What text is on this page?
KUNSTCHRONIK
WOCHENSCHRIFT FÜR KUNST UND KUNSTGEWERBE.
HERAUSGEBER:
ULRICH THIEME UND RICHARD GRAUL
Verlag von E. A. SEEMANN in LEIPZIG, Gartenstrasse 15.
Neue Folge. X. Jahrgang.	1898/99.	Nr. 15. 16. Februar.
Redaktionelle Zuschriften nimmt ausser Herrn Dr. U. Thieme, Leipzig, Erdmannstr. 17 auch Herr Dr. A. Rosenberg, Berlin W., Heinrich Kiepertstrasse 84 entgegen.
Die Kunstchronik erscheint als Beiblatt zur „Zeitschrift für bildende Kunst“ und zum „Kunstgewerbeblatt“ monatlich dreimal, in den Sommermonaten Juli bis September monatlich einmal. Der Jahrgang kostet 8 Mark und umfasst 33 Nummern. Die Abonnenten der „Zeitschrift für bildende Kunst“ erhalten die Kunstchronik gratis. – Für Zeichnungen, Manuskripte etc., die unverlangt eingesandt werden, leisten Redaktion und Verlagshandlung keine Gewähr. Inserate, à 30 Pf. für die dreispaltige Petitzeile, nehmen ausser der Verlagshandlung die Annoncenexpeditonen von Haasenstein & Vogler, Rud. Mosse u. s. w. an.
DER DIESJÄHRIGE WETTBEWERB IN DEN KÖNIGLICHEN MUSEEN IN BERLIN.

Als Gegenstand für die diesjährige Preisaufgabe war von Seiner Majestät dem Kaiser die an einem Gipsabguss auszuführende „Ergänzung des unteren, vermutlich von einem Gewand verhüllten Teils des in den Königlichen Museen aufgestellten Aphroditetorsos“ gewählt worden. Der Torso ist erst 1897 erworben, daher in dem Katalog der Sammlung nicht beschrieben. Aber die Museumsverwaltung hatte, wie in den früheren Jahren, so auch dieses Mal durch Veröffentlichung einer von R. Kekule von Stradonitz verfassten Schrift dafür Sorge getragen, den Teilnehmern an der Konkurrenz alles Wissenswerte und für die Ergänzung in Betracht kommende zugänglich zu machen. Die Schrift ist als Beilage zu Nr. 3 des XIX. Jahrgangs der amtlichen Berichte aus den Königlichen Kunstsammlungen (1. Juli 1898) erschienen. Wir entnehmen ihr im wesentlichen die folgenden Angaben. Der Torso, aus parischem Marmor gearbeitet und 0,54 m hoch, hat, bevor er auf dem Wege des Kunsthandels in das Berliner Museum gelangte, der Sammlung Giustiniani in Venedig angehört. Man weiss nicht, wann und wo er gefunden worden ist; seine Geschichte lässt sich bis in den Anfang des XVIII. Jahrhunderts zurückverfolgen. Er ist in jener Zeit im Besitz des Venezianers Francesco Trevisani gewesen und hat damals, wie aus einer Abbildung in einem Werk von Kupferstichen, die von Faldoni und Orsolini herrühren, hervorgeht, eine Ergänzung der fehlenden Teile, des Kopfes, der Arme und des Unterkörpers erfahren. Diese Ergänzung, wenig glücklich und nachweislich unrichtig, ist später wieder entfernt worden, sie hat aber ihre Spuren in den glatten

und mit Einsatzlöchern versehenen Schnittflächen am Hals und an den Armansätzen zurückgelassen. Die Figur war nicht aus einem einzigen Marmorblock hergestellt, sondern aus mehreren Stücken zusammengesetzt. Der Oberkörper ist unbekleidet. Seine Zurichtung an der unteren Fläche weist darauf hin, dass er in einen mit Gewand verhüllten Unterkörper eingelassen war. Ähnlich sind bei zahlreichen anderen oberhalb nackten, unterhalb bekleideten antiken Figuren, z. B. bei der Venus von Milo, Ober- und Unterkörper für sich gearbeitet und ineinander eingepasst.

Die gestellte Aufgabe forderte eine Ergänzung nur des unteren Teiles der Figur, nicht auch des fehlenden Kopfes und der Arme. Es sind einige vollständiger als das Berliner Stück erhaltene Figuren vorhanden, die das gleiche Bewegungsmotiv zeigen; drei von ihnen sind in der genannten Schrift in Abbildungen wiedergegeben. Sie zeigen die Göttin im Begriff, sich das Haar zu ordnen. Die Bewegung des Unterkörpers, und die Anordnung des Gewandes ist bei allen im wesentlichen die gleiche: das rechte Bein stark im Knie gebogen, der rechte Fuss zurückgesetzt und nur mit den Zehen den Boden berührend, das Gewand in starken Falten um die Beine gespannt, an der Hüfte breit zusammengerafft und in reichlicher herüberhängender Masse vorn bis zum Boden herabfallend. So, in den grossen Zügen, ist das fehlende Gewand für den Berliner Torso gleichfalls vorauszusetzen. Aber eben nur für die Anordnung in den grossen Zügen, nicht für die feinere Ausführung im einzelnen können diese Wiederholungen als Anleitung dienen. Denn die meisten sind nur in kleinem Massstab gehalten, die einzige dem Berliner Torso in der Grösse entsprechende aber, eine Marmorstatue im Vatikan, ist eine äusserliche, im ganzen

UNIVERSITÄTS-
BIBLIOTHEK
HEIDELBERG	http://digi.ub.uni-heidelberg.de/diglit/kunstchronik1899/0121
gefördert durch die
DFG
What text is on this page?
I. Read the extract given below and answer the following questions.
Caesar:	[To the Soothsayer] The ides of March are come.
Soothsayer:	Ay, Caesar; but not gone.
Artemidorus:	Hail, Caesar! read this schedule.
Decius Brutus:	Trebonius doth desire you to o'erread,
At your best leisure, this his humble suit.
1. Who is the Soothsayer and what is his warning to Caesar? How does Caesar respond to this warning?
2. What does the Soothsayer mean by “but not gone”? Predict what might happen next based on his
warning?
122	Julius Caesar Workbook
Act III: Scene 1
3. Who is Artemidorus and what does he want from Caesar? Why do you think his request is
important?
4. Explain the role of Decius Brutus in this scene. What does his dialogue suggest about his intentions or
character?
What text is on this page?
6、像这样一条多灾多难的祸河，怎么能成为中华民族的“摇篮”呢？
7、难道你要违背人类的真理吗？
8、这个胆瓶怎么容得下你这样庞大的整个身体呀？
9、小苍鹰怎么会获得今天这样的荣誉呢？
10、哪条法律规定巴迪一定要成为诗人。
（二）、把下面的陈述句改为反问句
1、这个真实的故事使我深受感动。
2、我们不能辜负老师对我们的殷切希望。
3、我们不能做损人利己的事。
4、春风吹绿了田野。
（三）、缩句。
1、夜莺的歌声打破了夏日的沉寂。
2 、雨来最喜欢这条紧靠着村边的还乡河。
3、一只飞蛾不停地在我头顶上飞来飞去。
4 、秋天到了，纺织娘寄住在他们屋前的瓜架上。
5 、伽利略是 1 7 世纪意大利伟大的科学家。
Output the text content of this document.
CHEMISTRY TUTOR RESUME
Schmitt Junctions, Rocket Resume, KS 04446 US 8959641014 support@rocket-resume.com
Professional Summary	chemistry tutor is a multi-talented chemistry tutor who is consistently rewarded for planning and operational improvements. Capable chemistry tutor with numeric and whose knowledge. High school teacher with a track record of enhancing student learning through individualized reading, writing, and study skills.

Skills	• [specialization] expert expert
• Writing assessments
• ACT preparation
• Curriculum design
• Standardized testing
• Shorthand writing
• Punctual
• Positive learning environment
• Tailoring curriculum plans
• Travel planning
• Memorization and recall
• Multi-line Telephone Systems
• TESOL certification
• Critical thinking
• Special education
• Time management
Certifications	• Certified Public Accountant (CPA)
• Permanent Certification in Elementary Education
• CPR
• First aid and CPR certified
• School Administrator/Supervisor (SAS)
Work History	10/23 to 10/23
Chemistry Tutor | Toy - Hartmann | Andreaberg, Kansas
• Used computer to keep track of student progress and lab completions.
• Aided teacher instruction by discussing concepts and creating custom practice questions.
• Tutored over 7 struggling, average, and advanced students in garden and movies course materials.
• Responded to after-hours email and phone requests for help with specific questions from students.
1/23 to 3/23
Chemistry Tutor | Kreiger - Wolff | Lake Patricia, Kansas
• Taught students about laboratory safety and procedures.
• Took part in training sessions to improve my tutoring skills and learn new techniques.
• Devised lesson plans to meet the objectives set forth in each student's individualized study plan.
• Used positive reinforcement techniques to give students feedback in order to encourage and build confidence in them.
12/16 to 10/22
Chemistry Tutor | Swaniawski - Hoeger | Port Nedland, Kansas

▶ Given problem
In the records above, how many lines contain the word "about"? Give the number alone.

▶ Answer to this task
2